Stored entries:
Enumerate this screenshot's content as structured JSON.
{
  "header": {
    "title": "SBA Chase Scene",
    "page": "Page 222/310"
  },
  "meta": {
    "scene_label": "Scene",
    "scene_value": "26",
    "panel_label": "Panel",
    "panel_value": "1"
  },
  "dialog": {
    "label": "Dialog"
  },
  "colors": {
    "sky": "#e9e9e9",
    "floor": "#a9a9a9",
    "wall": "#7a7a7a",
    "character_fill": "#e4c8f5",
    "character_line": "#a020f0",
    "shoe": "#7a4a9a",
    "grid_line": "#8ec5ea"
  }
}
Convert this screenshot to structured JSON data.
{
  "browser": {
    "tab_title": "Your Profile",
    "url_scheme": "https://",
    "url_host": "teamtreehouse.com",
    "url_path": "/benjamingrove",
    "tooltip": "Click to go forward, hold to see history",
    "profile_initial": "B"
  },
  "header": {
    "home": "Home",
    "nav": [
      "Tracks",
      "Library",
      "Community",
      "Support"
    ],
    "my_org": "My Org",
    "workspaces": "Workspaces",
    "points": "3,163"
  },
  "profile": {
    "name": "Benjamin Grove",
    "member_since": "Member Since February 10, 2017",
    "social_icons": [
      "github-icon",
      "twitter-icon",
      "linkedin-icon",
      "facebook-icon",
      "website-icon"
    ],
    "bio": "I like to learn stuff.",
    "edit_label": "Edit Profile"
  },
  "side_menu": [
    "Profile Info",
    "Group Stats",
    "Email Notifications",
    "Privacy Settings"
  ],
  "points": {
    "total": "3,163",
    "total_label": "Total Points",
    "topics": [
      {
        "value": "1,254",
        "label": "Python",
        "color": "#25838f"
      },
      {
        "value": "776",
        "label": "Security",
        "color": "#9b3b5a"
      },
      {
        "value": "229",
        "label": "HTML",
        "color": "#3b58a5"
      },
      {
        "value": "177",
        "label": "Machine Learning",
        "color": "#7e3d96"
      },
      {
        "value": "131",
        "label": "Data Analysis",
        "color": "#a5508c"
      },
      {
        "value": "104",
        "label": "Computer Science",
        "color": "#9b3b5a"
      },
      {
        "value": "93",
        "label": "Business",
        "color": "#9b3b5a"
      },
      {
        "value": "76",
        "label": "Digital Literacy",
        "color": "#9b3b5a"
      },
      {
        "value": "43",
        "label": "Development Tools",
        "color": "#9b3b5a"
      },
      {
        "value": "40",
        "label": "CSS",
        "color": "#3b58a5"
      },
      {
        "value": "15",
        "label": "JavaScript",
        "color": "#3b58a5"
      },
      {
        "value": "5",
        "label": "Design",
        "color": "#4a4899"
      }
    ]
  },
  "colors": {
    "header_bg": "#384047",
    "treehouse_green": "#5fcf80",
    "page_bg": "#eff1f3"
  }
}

Stated problem ->
Repeat the data in its entirety, character for character.

The solution ->
Enumerate this screenshot's content as structured JSON.
{
  "header": {
    "title": "SBA Chase Scene",
    "page": "Page 222/310"
  },
  "meta": {
    "scene_label": "Scene",
    "scene_value": "26",
    "panel_label": "Panel",
    "panel_value": "1"
  },
  "dialog": {
    "label": "Dialog"
  },
  "colors": {
    "sky": "#e9e9e9",
    "floor": "#a9a9a9",
    "wall": "#7a7a7a",
    "character_fill": "#e4c8f5",
    "character_line": "#a020f0",
    "shoe": "#7a4a9a",
    "grid_line": "#8ec5ea"
  }
}
Convert this screenshot to structured JSON data.
{
  "browser": {
    "tab_title": "Your Profile",
    "url_scheme": "https://",
    "url_host": "teamtreehouse.com",
    "url_path": "/benjamingrove",
    "tooltip": "Click to go forward, hold to see history",
    "profile_initial": "B"
  },
  "header": {
    "home": "Home",
    "nav": [
      "Tracks",
      "Library",
      "Community",
      "Support"
    ],
    "my_org": "My Org",
    "workspaces": "Workspaces",
    "points": "3,163"
  },
  "profile": {
    "name": "Benjamin Grove",
    "member_since": "Member Since February 10, 2017",
    "social_icons": [
      "github-icon",
      "twitter-icon",
      "linkedin-icon",
      "facebook-icon",
      "website-icon"
    ],
    "bio": "I like to learn stuff.",
    "edit_label": "Edit Profile"
  },
  "side_menu": [
    "Profile Info",
    "Group Stats",
    "Email Notifications",
    "Privacy Settings"
  ],
  "points": {
    "total": "3,163",
    "total_label": "Total Points",
    "topics": [
      {
        "value": "1,254",
        "label": "Python",
        "color": "#25838f"
      },
      {
        "value": "776",
        "label": "Security",
        "color": "#9b3b5a"
      },
      {
        "value": "229",
        "label": "HTML",
        "color": "#3b58a5"
      },
      {
        "value": "177",
        "label": "Machine Learning",
        "color": "#7e3d96"
      },
      {
        "value": "131",
        "label": "Data Analysis",
        "color": "#a5508c"
      },
      {
        "value": "104",
        "label": "Computer Science",
        "color": "#9b3b5a"
      },
      {
        "value": "93",
        "label": "Business",
        "color": "#9b3b5a"
      },
      {
        "value": "76",
        "label": "Digital Literacy",
        "color": "#9b3b5a"
      },
      {
        "value": "43",
        "label": "Development Tools",
        "color": "#9b3b5a"
      },
      {
        "value": "40",
        "label": "CSS",
        "color": "#3b58a5"
      },
      {
        "value": "15",
        "label": "JavaScript",
        "color": "#3b58a5"
      },
      {
        "value": "5",
        "label": "Design",
        "color": "#4a4899"
      }
    ]
  },
  "colors": {
    "header_bg": "#384047",
    "treehouse_green": "#5fcf80",
    "page_bg": "#eff1f3"
  }
}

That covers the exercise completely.